§ Assignment
Lines containing the word "stod" are to be copied from the data below.

§ Source data
┄┄┄┄┄┄

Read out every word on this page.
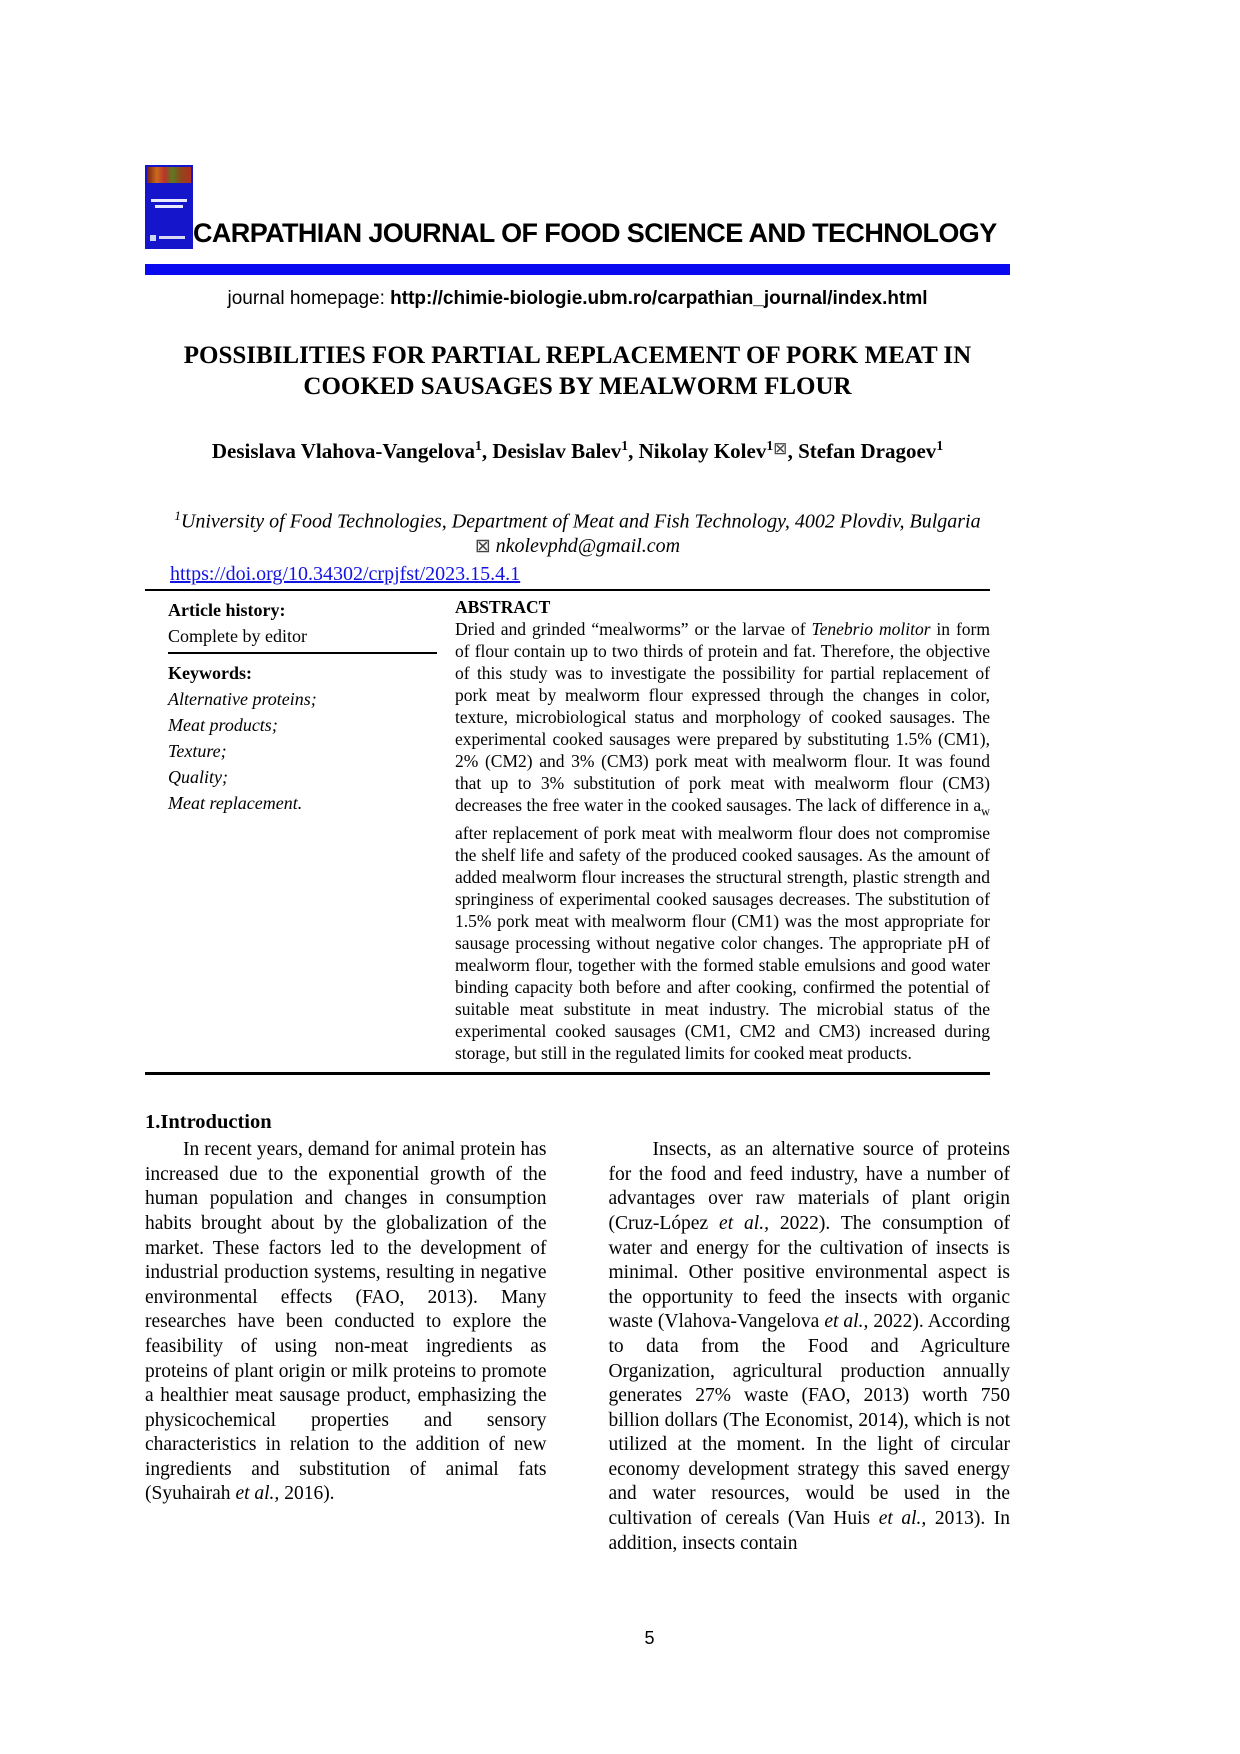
CARPATHIAN JOURNAL OF FOOD SCIENCE AND TECHNOLOGY
journal homepage: http://chimie-biologie.ubm.ro/carpathian_journal/index.html
POSSIBILITIES FOR PARTIAL REPLACEMENT OF PORK MEAT IN
COOKED SAUSAGES BY MEALWORM FLOUR
Desislava Vlahova-Vangelova$^1$, Desislav Balev$^1$, Nikolay Kolev$^1$⊠, Stefan Dragoev$^1$
$^1$University of Food Technologies, Department of Meat and Fish Technology, 4002 Plovdiv, Bulgaria
⊠ nkolevphd@gmail.com
https://doi.org/10.34302/crpjfst/2023.15.4.1
Article history:
Complete by editor
Keywords:
Alternative proteins;
Meat products;
Texture;
Quality;
Meat replacement.
ABSTRACT
Dried and grinded “mealworms” or the larvae of Tenebrio molitor in form of flour contain up to two thirds of protein and fat. Therefore, the objective of this study was to investigate the possibility for partial replacement of pork meat by mealworm flour expressed through the changes in color, texture, microbiological status and morphology of cooked sausages. The experimental cooked sausages were prepared by substituting 1.5% (CM1), 2% (CM2) and 3% (CM3) pork meat with mealworm flour. It was found that up to 3% substitution of pork meat with mealworm flour (CM3) decreases the free water in the cooked sausages. The lack of difference in $a_w$ after replacement of pork meat with mealworm flour does not compromise the shelf life and safety of the produced cooked sausages. As the amount of added mealworm flour increases the structural strength, plastic strength and springiness of experimental cooked sausages decreases. The substitution of 1.5% pork meat with mealworm flour (CM1) was the most appropriate for sausage processing without negative color changes. The appropriate pH of mealworm flour, together with the formed stable emulsions and good water binding capacity both before and after cooking, confirmed the potential of suitable meat substitute in meat industry. The microbial status of the experimental cooked sausages (CM1, CM2 and CM3) increased during storage, but still in the regulated limits for cooked meat products.
1.Introduction

In recent years, demand for animal protein has increased due to the exponential growth of the human population and changes in consumption habits brought about by the globalization of the market. These factors led to the development of industrial production systems, resulting in negative environmental effects (FAO, 2013). Many researches have been conducted to explore the feasibility of using non-meat ingredients as proteins of plant origin or milk proteins to promote a healthier meat sausage product, emphasizing the physicochemical properties and sensory characteristics in relation to the addition of new ingredients and substitution of animal fats (Syuhairah et al., 2016).

Insects, as an alternative source of proteins for the food and feed industry, have a number of advantages over raw materials of plant origin (Cruz-López et al., 2022). The consumption of water and energy for the cultivation of insects is minimal. Other positive environmental aspect is the opportunity to feed the insects with organic waste (Vlahova-Vangelova et al., 2022). According to data from the Food and Agriculture Organization, agricultural production annually generates 27% waste (FAO, 2013) worth 750 billion dollars (The Economist, 2014), which is not utilized at the moment. In the light of circular economy development strategy this saved energy and water resources, would be used in the cultivation of cereals (Van Huis et al., 2013). In addition, insects contain

5
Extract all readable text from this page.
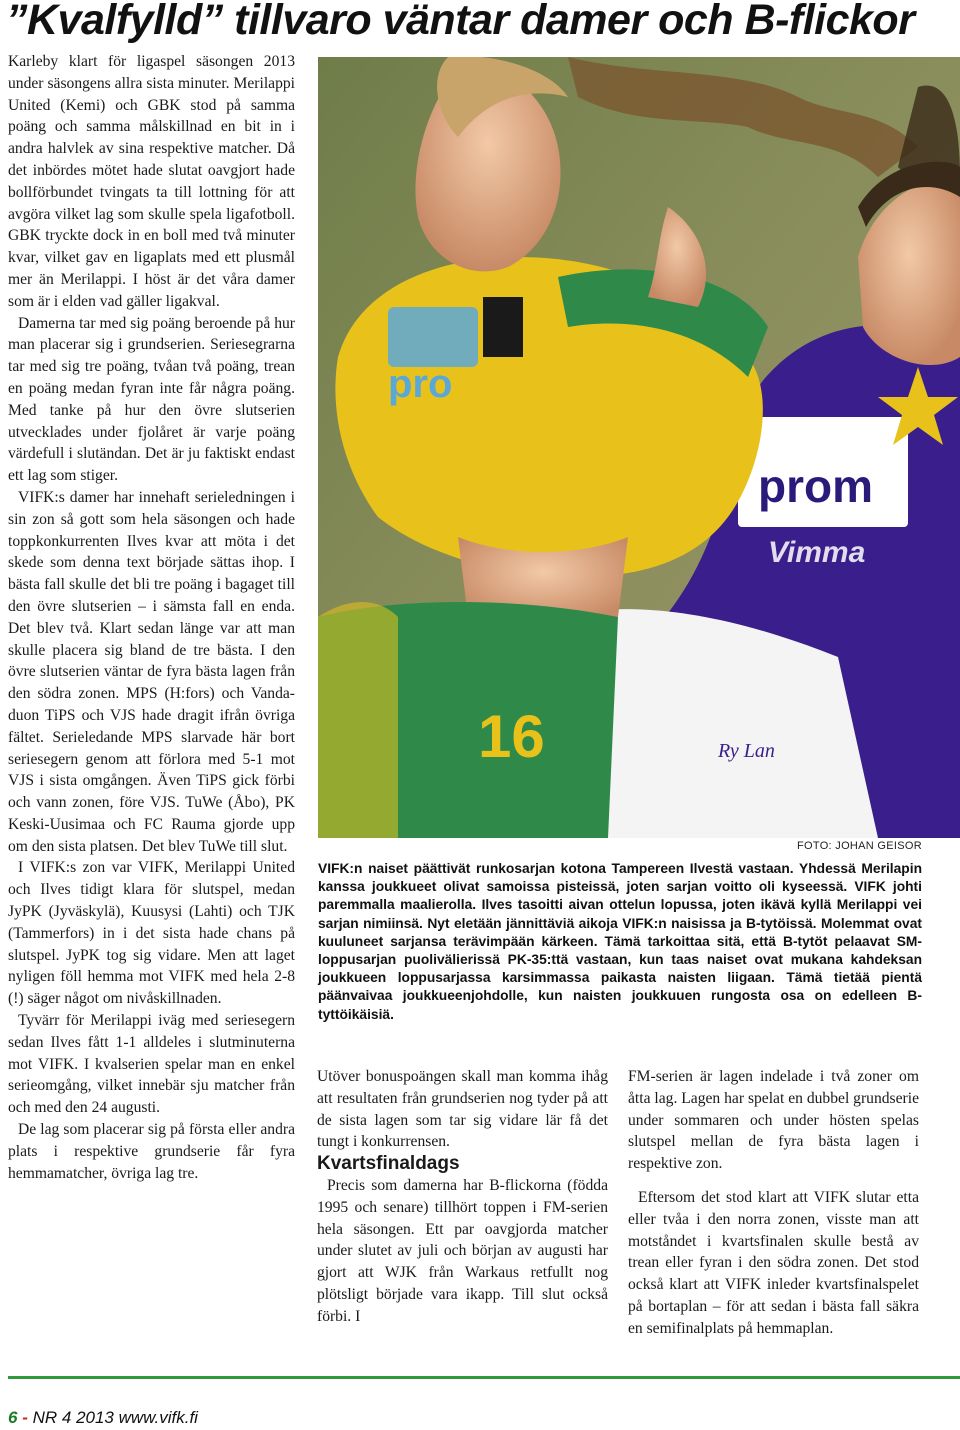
”Kvalfylld” tillvaro väntar damer och B-flickor

Karleby klart för ligaspel säsongen 2013 under säsongens allra sista minuter. Merilappi United (Kemi) och GBK stod på samma poäng och samma målskillnad en bit in i andra halvlek av sina respektive matcher. Då det inbördes mötet hade slutat oavgjort hade bollförbundet tvingats ta till lottning för att avgöra vilket lag som skulle spela ligafotboll. GBK tryckte dock in en boll med två minuter kvar, vilket gav en ligaplats med ett plusmål mer än Merilappi. I höst är det våra damer som är i elden vad gäller ligakval.

Damerna tar med sig poäng beroende på hur man placerar sig i grundserien. Seriesegrarna tar med sig tre poäng, tvåan två poäng, trean en poäng medan fyran inte får några poäng. Med tanke på hur den övre slutserien utvecklades under fjolåret är varje poäng värdefull i slutändan. Det är ju faktiskt endast ett lag som stiger.

VIFK:s damer har innehaft serieledningen i sin zon så gott som hela säsongen och hade toppkonkurrenten Ilves kvar att möta i det skede som denna text började sättas ihop. I bästa fall skulle det bli tre poäng i bagaget till den övre slutserien – i sämsta fall en enda. Det blev två. Klart sedan länge var att man skulle placera sig bland de tre bästa. I den övre slutserien väntar de fyra bästa lagen från den södra zonen. MPS (H:fors) och Vanda-duon TiPS och VJS hade dragit ifrån övriga fältet. Serieledande MPS slarvade här bort seriesegern genom att förlora med 5-1 mot VJS i sista omgången. Även TiPS gick förbi och vann zonen, före VJS. TuWe (Åbo), PK Keski-Uusimaa och FC Rauma gjorde upp om den sista platsen. Det blev TuWe till slut.

I VIFK:s zon var VIFK, Merilappi United och Ilves tidigt klara för slutspel, medan JyPK (Jyväskylä), Kuusysi (Lahti) och TJK (Tammerfors) in i det sista hade chans på slutspel. JyPK tog sig vidare. Men att laget nyligen föll hemma mot VIFK med hela 2-8 (!) säger något om nivåskillnaden.

Tyvärr för Merilappi iväg med seriesegern sedan Ilves fått 1-1 alldeles i slutminuterna mot VIFK. I kvalserien spelar man en enkel serieomgång, vilket innebär sju matcher från och med den 24 augusti.

De lag som placerar sig på första eller andra plats i respektive grundserie får fyra hemmamatcher, övriga lag tre.

prom
Vimma
Ry Lan
pro
16
FOTO: JOHAN GEISOR
VIFK:n naiset päättivät runkosarjan kotona Tampereen Ilvestä vastaan. Yhdessä Merilapin kanssa joukkueet olivat samoissa pisteissä, joten sarjan voitto oli kyseessä. VIFK johti paremmalla maalierolla. Ilves tasoitti aivan ottelun lopussa, joten ikävä kyllä Merilappi vei sarjan nimiinsä. Nyt eletään jännittäviä aikoja VIFK:n naisissa ja B-tytöissä. Molemmat ovat kuuluneet sarjansa terävimpään kärkeen. Tämä tarkoittaa sitä, että B-tytöt pelaavat SM-loppusarjan puolivälierissä PK-35:ttä vastaan, kun taas naiset ovat mukana kahdeksan joukkueen loppusarjassa karsimmassa paikasta naisten liigaan. Tämä tietää pientä päänvaivaa joukkueenjohdolle, kun naisten joukkuuen rungosta osa on edelleen B-tyttöikäisiä.

Utöver bonuspoängen skall man komma ihåg att resultaten från grundserien nog tyder på att de sista lagen som tar sig vidare lär få det tungt i konkurrensen.

Kvartsfinaldags

Precis som damerna har B-flickorna (födda 1995 och senare) tillhört toppen i FM-serien hela säsongen. Ett par oavgjorda matcher under slutet av juli och början av augusti har gjort att WJK från Warkaus retfullt nog plötsligt började vara ikapp. Till slut också förbi. I

FM-serien är lagen indelade i två zoner om åtta lag. Lagen har spelat en dubbel grundserie under sommaren och under hösten spelas slutspel mellan de fyra bästa lagen i respektive zon.

Eftersom det stod klart att VIFK slutar etta eller tvåa i den norra zonen, visste man att motståndet i kvartsfinalen skulle bestå av trean eller fyran i den södra zonen. Det stod också klart att VIFK inleder kvartsfinalspelet på bortaplan – för att sedan i bästa fall säkra en semifinalplats på hemmaplan.

6 - NR 4 2013 www.vifk.fi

┄┄┄┄┄┄

§ Answer to this task
Karleby klart för ligaspel säsongen 2013 under säsongens allra sista minuter. Merilappi United (Kemi) och GBK stod på samma poäng och samma målskillnad en bit in i andra halvlek av sina respektive matcher. Då det inbördes mötet hade slutat oavgjort hade bollförbundet tvingats ta till lottning för att avgöra vilket lag som skulle spela ligafotboll. GBK tryckte dock in en boll med två minuter kvar, vilket gav en ligaplats med ett plusmål mer än Merilappi. I höst är det våra damer som är i elden vad gäller ligakval.
Eftersom det stod klart att VIFK slutar etta eller tvåa i den norra zonen, visste man att motståndet i kvartsfinalen skulle bestå av trean eller fyran i den södra zonen. Det stod också klart att VIFK inleder kvartsfinalspelet på bortaplan – för att sedan i bästa fall säkra en semifinalplats på hemmaplan.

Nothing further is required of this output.